## WHAT IS NEEDED
Recast the listing from the line with "result-date: Date : 22/01/2019 [13, 215, 57, 221]" up to and including the line with "status-time: 4:58 PM Sun Feb 3 [7, 2, 63, 8]" as a JSON list of strings, one string per line, omitting blank lines.

Region boundary data
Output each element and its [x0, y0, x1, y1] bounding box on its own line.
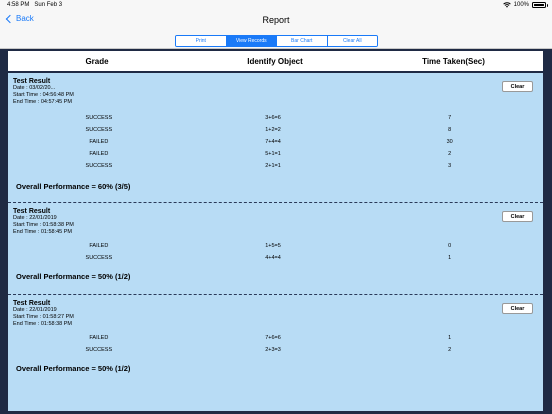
result-date: Date : 22/01/2019 [13, 215, 57, 221]
result-end-time: End Time : 01:58:38 PM [13, 321, 73, 327]
object-cell: 7+6=6 [265, 335, 281, 341]
result-end-time: End Time : 01:58:45 PM [13, 229, 73, 235]
grade-cell: SUCCESS [85, 127, 113, 133]
object-cell: 7+4=4 [265, 139, 281, 145]
segmented-control: Print View Records Bar Chart Clear All [175, 35, 378, 47]
segment-bar-chart[interactable]: Bar Chart [277, 36, 328, 46]
object-cell: 3+6=6 [265, 115, 281, 121]
status-right: 100% [502, 2, 548, 8]
time-cell: 30 [446, 139, 453, 145]
header-grade: Grade [85, 56, 109, 66]
time-cell: 2 [448, 347, 452, 353]
table-row: SUCCESS 3+6=6 7 [13, 112, 538, 124]
result-end-time: End Time : 04:57:45 PM [13, 99, 73, 105]
grade-cell: SUCCESS [85, 115, 113, 121]
object-cell: 2+3=3 [265, 347, 281, 353]
object-cell: 1+2=2 [265, 127, 281, 133]
test-result-section: Test Result Date : 22/01/2019 Start Time… [8, 295, 543, 411]
table-row: FAILED 7+4=4 30 [13, 136, 538, 148]
clear-button[interactable]: Clear [502, 303, 533, 314]
grade-cell: SUCCESS [85, 255, 113, 261]
test-result-section: Test Result Date : 22/01/2019 Start Time… [8, 203, 543, 295]
segment-print[interactable]: Print [176, 36, 227, 46]
wifi-icon [502, 2, 511, 8]
result-date: Date : 03/02/20... [13, 85, 56, 91]
table-row: SUCCESS 2+3=3 2 [13, 344, 538, 356]
table-row: SUCCESS 1+2=2 8 [13, 124, 538, 136]
object-cell: 4+4=4 [265, 255, 281, 261]
header-time-taken: Time Taken(Sec) [422, 56, 485, 66]
grade-cell: FAILED [89, 151, 109, 157]
records-panel: Grade Identify Object Time Taken(Sec) Te… [8, 51, 543, 411]
navigation-bar: Back Report [0, 11, 552, 32]
object-cell: 2+1=1 [265, 163, 281, 169]
grade-cell: SUCCESS [85, 347, 113, 353]
result-title: Test Result [13, 78, 51, 85]
table-row: FAILED 1+5=5 0 [13, 240, 538, 252]
time-cell: 2 [448, 151, 452, 157]
table-header: Grade Identify Object Time Taken(Sec) [8, 51, 543, 73]
status-time: 4:58 PM Sun Feb 3 [7, 2, 63, 8]
time-cell: 7 [448, 115, 452, 121]
battery-percent: 100% [513, 2, 529, 8]
result-date: Date : 22/01/2019 [13, 307, 57, 313]
page-title: Report [262, 15, 290, 25]
battery-icon [532, 2, 548, 8]
object-cell: 5+1=1 [265, 151, 281, 157]
header-identify-object: Identify Object [247, 56, 303, 66]
object-cell: 1+5=5 [265, 243, 281, 249]
test-result-section: Test Result Date : 03/02/20... Start Tim… [8, 73, 543, 203]
segment-clear-all[interactable]: Clear All [327, 36, 377, 46]
grade-cell: SUCCESS [85, 163, 113, 169]
time-cell: 1 [448, 255, 452, 261]
time-cell: 1 [448, 335, 452, 341]
overall-performance: Overall Performance = 50% (1/2) [16, 272, 131, 281]
clear-button[interactable]: Clear [502, 81, 533, 92]
result-title: Test Result [13, 208, 51, 215]
result-start-time: Start Time : 04:56:48 PM [13, 92, 74, 98]
table-row: SUCCESS 2+1=1 3 [13, 160, 538, 172]
grade-cell: FAILED [89, 139, 109, 145]
result-start-time: Start Time : 01:58:38 PM [13, 222, 74, 228]
table-row: SUCCESS 4+4=4 1 [13, 252, 538, 264]
table-row: FAILED 5+1=1 2 [13, 148, 538, 160]
grade-cell: FAILED [89, 243, 109, 249]
overall-performance: Overall Performance = 60% (3/5) [16, 182, 131, 191]
table-row: FAILED 7+6=6 1 [13, 332, 538, 344]
result-title: Test Result [13, 300, 51, 307]
time-cell: 8 [448, 127, 452, 133]
grade-cell: FAILED [89, 335, 109, 341]
status-bar: 4:58 PM Sun Feb 3 100% [0, 0, 552, 11]
clear-button[interactable]: Clear [502, 211, 533, 222]
segment-bar: Print View Records Bar Chart Clear All [0, 32, 552, 49]
time-cell: 0 [448, 243, 452, 249]
overall-performance: Overall Performance = 50% (1/2) [16, 364, 131, 373]
time-cell: 3 [448, 163, 452, 169]
result-start-time: Start Time : 01:58:27 PM [13, 314, 74, 320]
segment-view-records[interactable]: View Records [226, 36, 277, 46]
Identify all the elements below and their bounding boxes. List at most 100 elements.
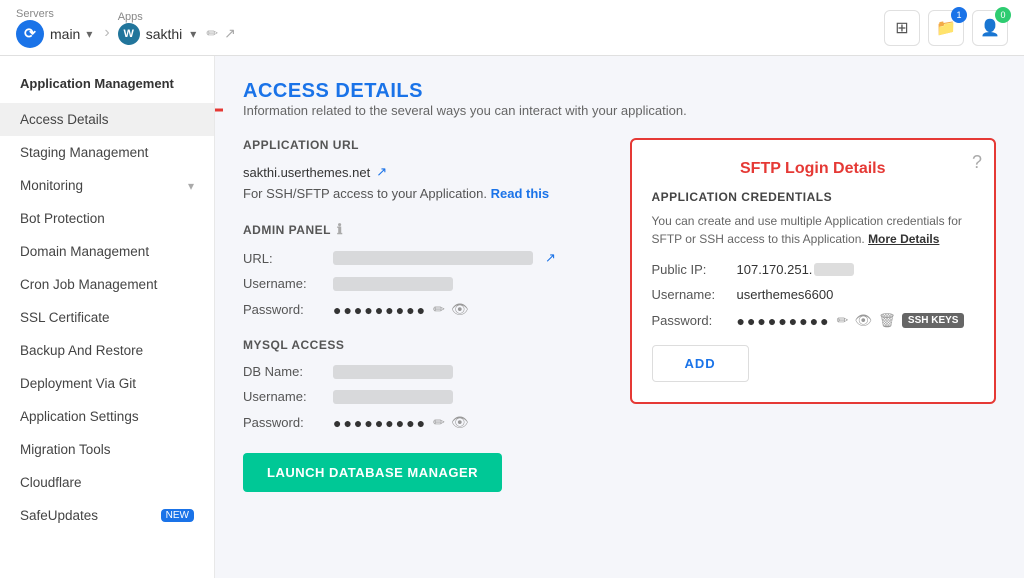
read-this-link[interactable]: Read this	[491, 186, 550, 201]
sftp-password-show-icon[interactable]: 👁	[854, 312, 872, 329]
mysql-password-edit-icon[interactable]: ✏	[433, 414, 445, 431]
sftp-password-dots: ●●●●●●●●●	[737, 313, 831, 329]
more-details-link[interactable]: More Details	[868, 232, 939, 246]
sftp-panel: SFTP Login Details APPLICATION CREDENTIA…	[630, 138, 997, 404]
app-selector[interactable]: W sakthi ▾ ✏ ↗	[118, 23, 236, 45]
admin-password-edit-icon[interactable]: ✏	[433, 301, 445, 318]
servers-label: Servers	[16, 8, 92, 20]
mysql-username-row: Username:	[243, 389, 610, 404]
sftp-username-row: Username: userthemes6600	[652, 287, 975, 302]
sidebar: Application Management Access Details St…	[0, 56, 215, 578]
sftp-username-value: userthemes6600	[737, 287, 834, 302]
apps-section: Apps W sakthi ▾ ✏ ↗	[118, 11, 236, 45]
ssh-sftp-text-row: For SSH/SFTP access to your Application.…	[243, 186, 610, 201]
launch-database-manager-button[interactable]: LAUNCH DATABASE MANAGER	[243, 453, 502, 492]
sidebar-title: Application Management	[0, 76, 214, 103]
page-description: Information related to the several ways …	[243, 103, 996, 118]
sidebar-item-staging-management[interactable]: Staging Management	[0, 136, 214, 169]
admin-url-label: URL:	[243, 251, 333, 266]
app-dropdown-icon[interactable]: ▾	[190, 27, 196, 41]
top-navigation: Servers ⟳ main ▾ › Apps W sakthi ▾ ✏ ↗ ⊞…	[0, 0, 1024, 56]
ssh-keys-button[interactable]: SSH KEYS	[902, 313, 965, 328]
mysql-username-blurred	[333, 390, 453, 404]
sidebar-item-bot-protection[interactable]: Bot Protection	[0, 202, 214, 235]
admin-url-row: URL: ↗	[243, 250, 610, 266]
sftp-password-label: Password:	[652, 313, 737, 328]
app-credentials-desc: You can create and use multiple Applicat…	[652, 212, 975, 248]
grid-view-button[interactable]: ⊞	[884, 10, 920, 46]
sidebar-label-bot-protection: Bot Protection	[20, 211, 105, 226]
right-column: SFTP Login Details APPLICATION CREDENTIA…	[630, 138, 997, 512]
sidebar-item-monitoring[interactable]: Monitoring ▾	[0, 169, 214, 202]
app-url-external-icon[interactable]: ↗	[376, 164, 387, 180]
sftp-password-delete-icon[interactable]: 🗑	[878, 312, 896, 329]
monitoring-chevron-icon: ▾	[188, 179, 194, 193]
sidebar-item-migration-tools[interactable]: Migration Tools	[0, 433, 214, 466]
add-credentials-button[interactable]: ADD	[652, 345, 749, 382]
sidebar-label-access-details: Access Details	[20, 112, 109, 127]
sidebar-label-deployment-via-git: Deployment Via Git	[20, 376, 136, 391]
sidebar-item-backup-and-restore[interactable]: Backup And Restore	[0, 334, 214, 367]
sidebar-item-access-details[interactable]: Access Details	[0, 103, 214, 136]
nav-action-icons: ⊞ 📁 1 👤 0	[884, 10, 1008, 46]
admin-username-label: Username:	[243, 276, 333, 291]
server-dropdown-icon[interactable]: ▾	[86, 27, 92, 41]
sftp-password-row: Password: ●●●●●●●●● ✏ 👁 🗑 SSH KEYS	[652, 312, 975, 329]
mysql-dbname-label: DB Name:	[243, 364, 333, 379]
admin-panel-section: ADMIN PANEL ℹ URL: ↗ Username:	[243, 221, 610, 318]
mysql-dbname-row: DB Name:	[243, 364, 610, 379]
admin-panel-info-icon[interactable]: ℹ	[337, 221, 343, 238]
nav-separator: ›	[104, 24, 109, 42]
sftp-login-details-title: SFTP Login Details	[652, 160, 975, 178]
sidebar-item-safeupdates[interactable]: SafeUpdates NEW	[0, 499, 214, 532]
admin-panel-title-row: ADMIN PANEL ℹ	[243, 221, 610, 238]
sidebar-label-monitoring: Monitoring	[20, 178, 83, 193]
page-title: ACCESS DETAILS	[243, 80, 996, 103]
app-url-section-title: APPLICATION URL	[243, 138, 610, 152]
sftp-password-edit-icon[interactable]: ✏	[837, 312, 849, 329]
admin-password-dots: ●●●●●●●●●	[333, 302, 427, 318]
admin-password-label: Password:	[243, 302, 333, 317]
public-ip-label: Public IP:	[652, 262, 737, 277]
app-external-link-icon[interactable]: ↗	[224, 25, 236, 42]
public-ip-value: 107.170.251.	[737, 262, 813, 277]
page-content-wrapper: ACCESS DETAILS Information related to th…	[243, 80, 996, 512]
sidebar-item-application-settings[interactable]: Application Settings	[0, 400, 214, 433]
admin-url-value-row: ↗	[333, 250, 556, 266]
mysql-password-label: Password:	[243, 415, 333, 430]
admin-password-show-icon[interactable]: 👁	[451, 301, 469, 318]
sidebar-label-backup-and-restore: Backup And Restore	[20, 343, 143, 358]
mysql-access-section: MYSQL ACCESS DB Name: Username: Password…	[243, 338, 610, 492]
admin-url-blurred	[333, 251, 533, 265]
mysql-password-show-icon[interactable]: 👁	[451, 414, 469, 431]
left-column: APPLICATION URL sakthi.userthemes.net ↗ …	[243, 138, 610, 512]
admin-url-external-icon[interactable]: ↗	[545, 250, 556, 266]
sidebar-label-ssl-certificate: SSL Certificate	[20, 310, 110, 325]
servers-section: Servers ⟳ main ▾	[16, 8, 92, 48]
files-badge: 1	[951, 7, 967, 23]
sidebar-item-cron-job-management[interactable]: Cron Job Management	[0, 268, 214, 301]
admin-password-row: Password: ●●●●●●●●● ✏ 👁	[243, 301, 610, 318]
sidebar-item-cloudflare[interactable]: Cloudflare	[0, 466, 214, 499]
sidebar-label-application-settings: Application Settings	[20, 409, 139, 424]
grid-icon: ⊞	[895, 18, 908, 38]
files-button[interactable]: 📁 1	[928, 10, 964, 46]
mysql-username-label: Username:	[243, 389, 333, 404]
server-name: main	[50, 26, 80, 42]
main-layout: Application Management Access Details St…	[0, 56, 1024, 578]
app-name: sakthi	[146, 26, 183, 42]
wordpress-icon: W	[118, 23, 140, 45]
admin-panel-section-title: ADMIN PANEL	[243, 223, 331, 237]
ssh-sftp-text: For SSH/SFTP access to your Application.	[243, 186, 487, 201]
help-icon[interactable]: ?	[972, 152, 982, 173]
sidebar-label-cloudflare: Cloudflare	[20, 475, 82, 490]
server-selector[interactable]: ⟳ main ▾	[16, 20, 92, 48]
sidebar-label-migration-tools: Migration Tools	[20, 442, 111, 457]
users-button[interactable]: 👤 0	[972, 10, 1008, 46]
public-ip-blurred-suffix	[814, 263, 854, 276]
app-edit-icon[interactable]: ✏	[206, 25, 218, 42]
sidebar-item-deployment-via-git[interactable]: Deployment Via Git	[0, 367, 214, 400]
sidebar-item-domain-management[interactable]: Domain Management	[0, 235, 214, 268]
server-logo: ⟳	[16, 20, 44, 48]
sidebar-item-ssl-certificate[interactable]: SSL Certificate	[0, 301, 214, 334]
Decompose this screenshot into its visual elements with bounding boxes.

## RESULT FOR THIS TASK
[
  "result-date: Date : 22/01/2019 [13, 215, 57, 221]",
  "result-end-time: End Time : 01:58:38 PM [13, 321, 73, 327]",
  "object-cell: 7+6=6 [265, 335, 281, 341]",
  "result-end-time: End Time : 01:58:45 PM [13, 229, 73, 235]",
  "grade-cell: SUCCESS [85, 127, 113, 133]",
  "object-cell: 7+4=4 [265, 139, 281, 145]",
  "segmented-control: Print View Records Bar Chart Clear All [175, 35, 378, 47]",
  "segment-bar-chart[interactable]: Bar Chart [277, 36, 328, 46]",
  "object-cell: 3+6=6 [265, 115, 281, 121]",
  "status-right: 100% [502, 2, 548, 8]",
  "time-cell: 30 [446, 139, 453, 145]",
  "header-grade: Grade [85, 56, 109, 66]",
  "time-cell: 2 [448, 347, 452, 353]",
  "table-row: SUCCESS 3+6=6 7 [13, 112, 538, 124]",
  "result-end-time: End Time : 04:57:45 PM [13, 99, 73, 105]",
  "grade-cell: SUCCESS [85, 115, 113, 121]",
  "object-cell: 2+3=3 [265, 347, 281, 353]",
  "object-cell: 1+2=2 [265, 127, 281, 133]",
  "test-result-section: Test Result Date : 22/01/2019 Start Time… [8, 295, 543, 411]",
  "table-row: FAILED 7+4=4 30 [13, 136, 538, 148]",
  "clear-button[interactable]: Clear [502, 303, 533, 314]",
  "grade-cell: SUCCESS [85, 255, 113, 261]",
  "test-result-section: Test Result Date : 22/01/2019 Start Time… [8, 203, 543, 295]",
  "segment-print[interactable]: Print [176, 36, 227, 46]",
  "wifi-icon [502, 2, 511, 8]",
  "result-date: Date : 03/02/20... [13, 85, 56, 91]",
  "table-row: SUCCESS 2+3=3 2 [13, 344, 538, 356]",
  "table-row: SUCCESS 1+2=2 8 [13, 124, 538, 136]",
  "object-cell: 4+4=4 [265, 255, 281, 261]",
  "header-time-taken: Time Taken(Sec) [422, 56, 485, 66]",
  "grade-cell: FAILED [89, 151, 109, 157]",
  "records-panel: Grade Identify Object Time Taken(Sec) Te… [8, 51, 543, 411]",
  "navigation-bar: Back Report [0, 11, 552, 32]",
  "object-cell: 2+1=1 [265, 163, 281, 169]",
  "grade-cell: SUCCESS [85, 347, 113, 353]",
  "result-title: Test Result [13, 78, 51, 85]",
  "table-row: FAILED 1+5=5 0 [13, 240, 538, 252]",
  "time-cell: 2 [448, 151, 452, 157]",
  "table-header: Grade Identify Object Time Taken(Sec) [8, 51, 543, 73]",
  "status-time: 4:58 PM Sun Feb 3 [7, 2, 63, 8]"
]